Pictures within the data are to be left out; everything else must be reproduced exactly.

_Dataset records_:
######

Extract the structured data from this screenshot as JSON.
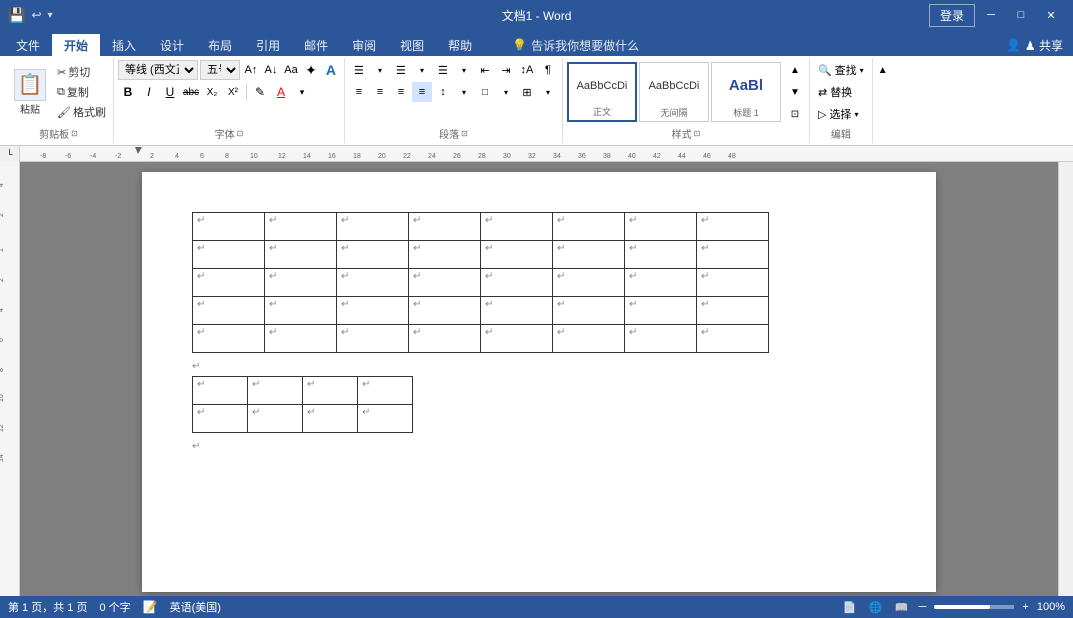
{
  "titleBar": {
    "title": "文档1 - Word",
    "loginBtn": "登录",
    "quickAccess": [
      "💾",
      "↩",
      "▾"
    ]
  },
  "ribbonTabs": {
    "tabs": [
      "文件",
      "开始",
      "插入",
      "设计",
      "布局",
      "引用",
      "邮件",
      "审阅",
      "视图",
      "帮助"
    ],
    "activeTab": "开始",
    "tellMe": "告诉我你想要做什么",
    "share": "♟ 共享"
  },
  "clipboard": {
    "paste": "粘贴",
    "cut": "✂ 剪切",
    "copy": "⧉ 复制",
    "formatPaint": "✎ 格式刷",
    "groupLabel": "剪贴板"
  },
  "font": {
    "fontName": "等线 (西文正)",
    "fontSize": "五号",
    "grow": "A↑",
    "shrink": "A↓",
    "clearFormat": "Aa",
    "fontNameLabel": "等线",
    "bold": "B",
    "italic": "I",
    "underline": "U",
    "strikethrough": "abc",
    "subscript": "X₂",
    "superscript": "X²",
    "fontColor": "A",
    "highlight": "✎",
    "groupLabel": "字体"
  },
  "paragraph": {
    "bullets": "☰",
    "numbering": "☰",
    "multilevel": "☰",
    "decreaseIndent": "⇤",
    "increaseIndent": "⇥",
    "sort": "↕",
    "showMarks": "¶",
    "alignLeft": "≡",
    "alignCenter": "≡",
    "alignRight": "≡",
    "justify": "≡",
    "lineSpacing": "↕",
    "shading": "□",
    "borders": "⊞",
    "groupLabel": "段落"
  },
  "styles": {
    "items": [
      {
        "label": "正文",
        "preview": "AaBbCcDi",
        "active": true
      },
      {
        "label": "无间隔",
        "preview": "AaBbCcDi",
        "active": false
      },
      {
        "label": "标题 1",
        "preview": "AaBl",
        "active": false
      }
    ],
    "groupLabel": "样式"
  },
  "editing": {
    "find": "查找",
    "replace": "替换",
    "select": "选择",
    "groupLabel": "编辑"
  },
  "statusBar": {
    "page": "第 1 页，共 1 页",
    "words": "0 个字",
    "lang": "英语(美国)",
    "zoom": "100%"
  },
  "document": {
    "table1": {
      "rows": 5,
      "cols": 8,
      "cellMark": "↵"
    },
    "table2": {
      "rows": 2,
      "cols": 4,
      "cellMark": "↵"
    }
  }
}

######

_OUTPUT OF THE TASK_:
Extract the structured data from this screenshot as JSON.
{
  "titleBar": {
    "title": "文档1 - Word",
    "loginBtn": "登录",
    "quickAccess": [
      "💾",
      "↩",
      "▾"
    ]
  },
  "ribbonTabs": {
    "tabs": [
      "文件",
      "开始",
      "插入",
      "设计",
      "布局",
      "引用",
      "邮件",
      "审阅",
      "视图",
      "帮助"
    ],
    "activeTab": "开始",
    "tellMe": "告诉我你想要做什么",
    "share": "♟ 共享"
  },
  "clipboard": {
    "paste": "粘贴",
    "cut": "✂ 剪切",
    "copy": "⧉ 复制",
    "formatPaint": "✎ 格式刷",
    "groupLabel": "剪贴板"
  },
  "font": {
    "fontName": "等线 (西文正)",
    "fontSize": "五号",
    "grow": "A↑",
    "shrink": "A↓",
    "clearFormat": "Aa",
    "fontNameLabel": "等线",
    "bold": "B",
    "italic": "I",
    "underline": "U",
    "strikethrough": "abc",
    "subscript": "X₂",
    "superscript": "X²",
    "fontColor": "A",
    "highlight": "✎",
    "groupLabel": "字体"
  },
  "paragraph": {
    "bullets": "☰",
    "numbering": "☰",
    "multilevel": "☰",
    "decreaseIndent": "⇤",
    "increaseIndent": "⇥",
    "sort": "↕",
    "showMarks": "¶",
    "alignLeft": "≡",
    "alignCenter": "≡",
    "alignRight": "≡",
    "justify": "≡",
    "lineSpacing": "↕",
    "shading": "□",
    "borders": "⊞",
    "groupLabel": "段落"
  },
  "styles": {
    "items": [
      {
        "label": "正文",
        "preview": "AaBbCcDi",
        "active": true
      },
      {
        "label": "无间隔",
        "preview": "AaBbCcDi",
        "active": false
      },
      {
        "label": "标题 1",
        "preview": "AaBl",
        "active": false
      }
    ],
    "groupLabel": "样式"
  },
  "editing": {
    "find": "查找",
    "replace": "替换",
    "select": "选择",
    "groupLabel": "编辑"
  },
  "statusBar": {
    "page": "第 1 页，共 1 页",
    "words": "0 个字",
    "lang": "英语(美国)",
    "zoom": "100%"
  },
  "document": {
    "table1": {
      "rows": 5,
      "cols": 8,
      "cellMark": "↵"
    },
    "table2": {
      "rows": 2,
      "cols": 4,
      "cellMark": "↵"
    }
  }
}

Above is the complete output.